-- START MATERIAL FOR THE TASK --
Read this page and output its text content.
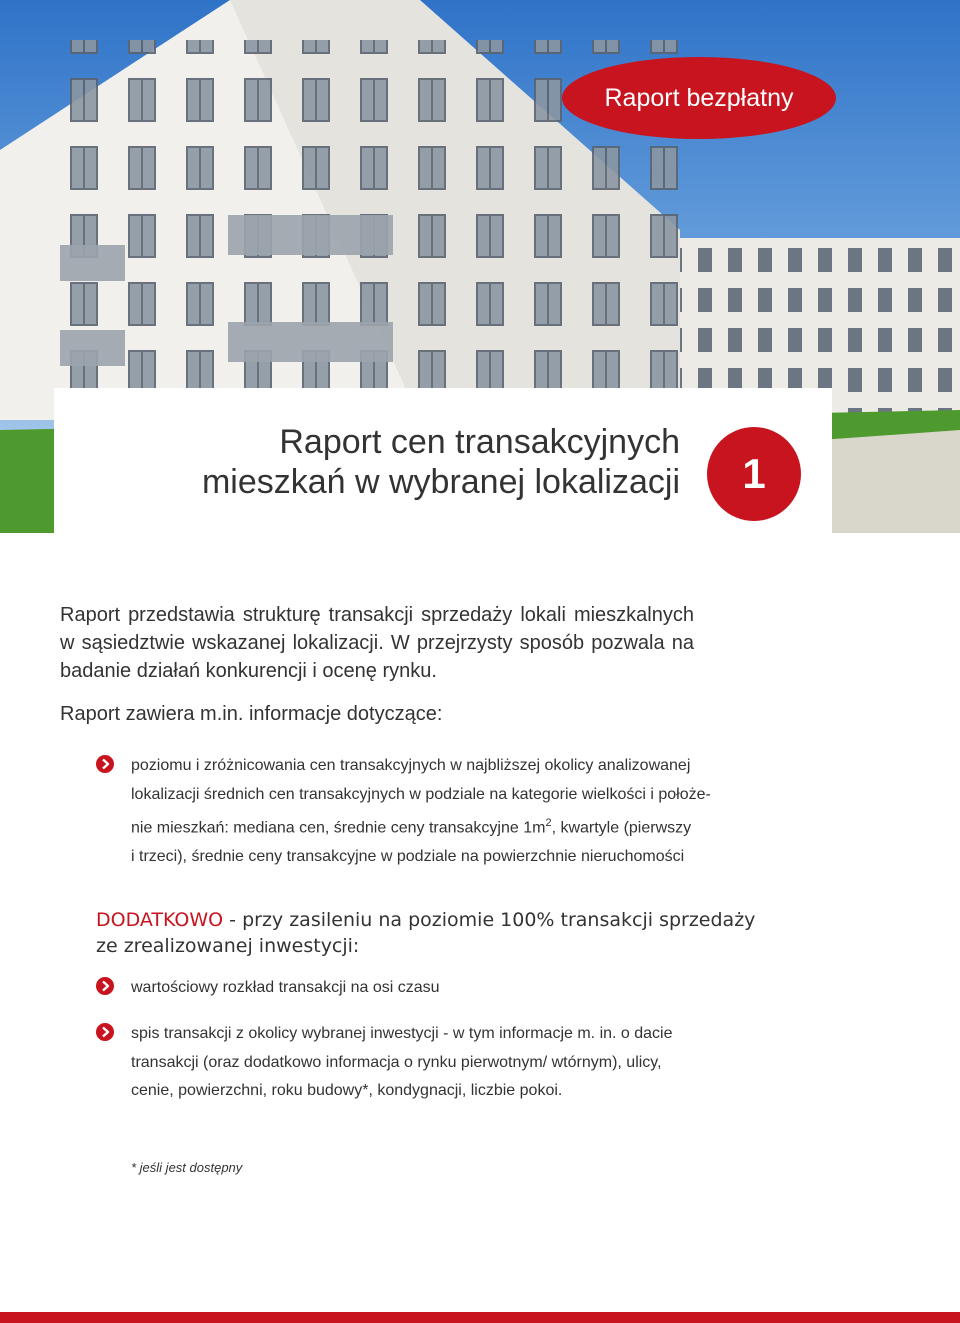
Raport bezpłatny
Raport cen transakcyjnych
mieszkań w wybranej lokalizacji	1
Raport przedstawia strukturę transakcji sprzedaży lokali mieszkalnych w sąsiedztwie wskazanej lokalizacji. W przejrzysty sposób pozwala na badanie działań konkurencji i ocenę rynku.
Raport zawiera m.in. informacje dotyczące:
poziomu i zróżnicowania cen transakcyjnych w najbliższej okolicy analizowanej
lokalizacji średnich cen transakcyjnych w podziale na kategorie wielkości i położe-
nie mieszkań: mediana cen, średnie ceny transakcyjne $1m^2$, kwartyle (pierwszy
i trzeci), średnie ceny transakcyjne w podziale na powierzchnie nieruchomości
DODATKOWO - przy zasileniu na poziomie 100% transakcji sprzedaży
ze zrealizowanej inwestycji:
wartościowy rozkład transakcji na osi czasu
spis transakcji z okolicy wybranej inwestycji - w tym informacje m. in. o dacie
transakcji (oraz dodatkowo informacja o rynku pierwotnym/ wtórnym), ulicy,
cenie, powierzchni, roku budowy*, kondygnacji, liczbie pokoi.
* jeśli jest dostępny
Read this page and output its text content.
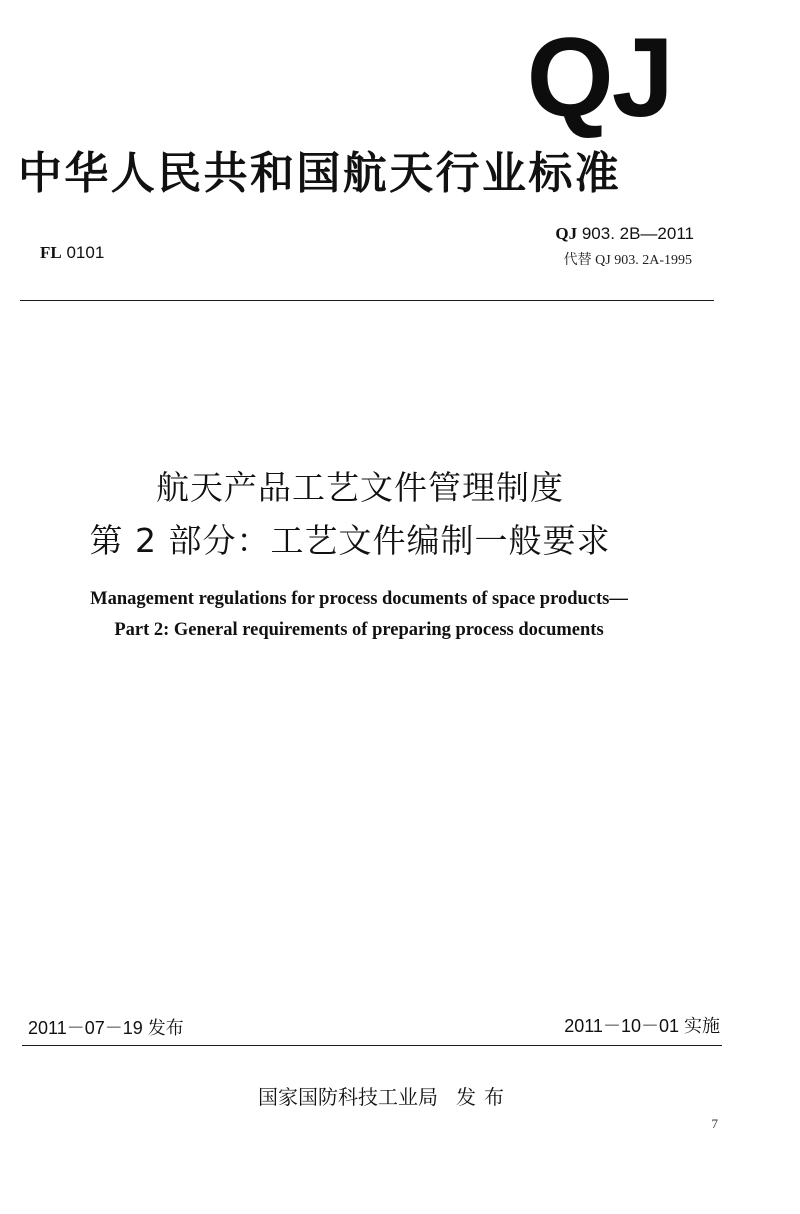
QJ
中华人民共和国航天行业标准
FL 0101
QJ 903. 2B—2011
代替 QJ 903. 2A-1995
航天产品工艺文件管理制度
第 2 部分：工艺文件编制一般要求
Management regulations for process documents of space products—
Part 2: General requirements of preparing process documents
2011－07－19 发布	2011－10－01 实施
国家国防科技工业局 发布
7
-- END MATERIAL FOR THE TASK --
-- START MATERIAL FOR THE TASK --
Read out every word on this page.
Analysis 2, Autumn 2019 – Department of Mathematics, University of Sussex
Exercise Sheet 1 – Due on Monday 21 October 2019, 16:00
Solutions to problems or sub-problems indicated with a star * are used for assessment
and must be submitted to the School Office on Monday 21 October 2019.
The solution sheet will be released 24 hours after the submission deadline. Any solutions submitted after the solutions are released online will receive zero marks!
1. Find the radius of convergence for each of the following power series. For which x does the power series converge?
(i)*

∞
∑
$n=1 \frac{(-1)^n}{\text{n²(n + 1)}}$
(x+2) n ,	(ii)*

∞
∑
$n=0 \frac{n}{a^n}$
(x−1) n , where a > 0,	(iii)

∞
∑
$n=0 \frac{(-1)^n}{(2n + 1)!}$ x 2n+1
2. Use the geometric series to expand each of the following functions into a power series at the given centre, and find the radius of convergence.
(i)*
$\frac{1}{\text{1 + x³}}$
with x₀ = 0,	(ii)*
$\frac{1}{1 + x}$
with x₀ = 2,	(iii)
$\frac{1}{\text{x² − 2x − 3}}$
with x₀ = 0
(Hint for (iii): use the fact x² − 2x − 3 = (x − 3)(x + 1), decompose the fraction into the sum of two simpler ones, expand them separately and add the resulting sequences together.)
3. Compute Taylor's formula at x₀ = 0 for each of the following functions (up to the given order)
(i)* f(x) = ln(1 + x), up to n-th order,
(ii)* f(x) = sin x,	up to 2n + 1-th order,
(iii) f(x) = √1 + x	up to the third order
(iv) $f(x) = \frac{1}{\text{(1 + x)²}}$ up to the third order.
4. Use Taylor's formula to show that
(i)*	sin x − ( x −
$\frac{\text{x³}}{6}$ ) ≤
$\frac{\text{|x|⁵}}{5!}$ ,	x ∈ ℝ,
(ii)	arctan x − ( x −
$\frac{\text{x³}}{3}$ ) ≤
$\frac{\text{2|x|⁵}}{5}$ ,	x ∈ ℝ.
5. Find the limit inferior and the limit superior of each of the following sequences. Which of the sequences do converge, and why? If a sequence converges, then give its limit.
-- END MATERIAL FOR THE TASK --
Filter out every line that lacks the word "Taylor", and copy the rest.

3. Compute Taylor's formula at x₀ = 0 for each of the following functions (up to the given order)
4. Use Taylor's formula to show that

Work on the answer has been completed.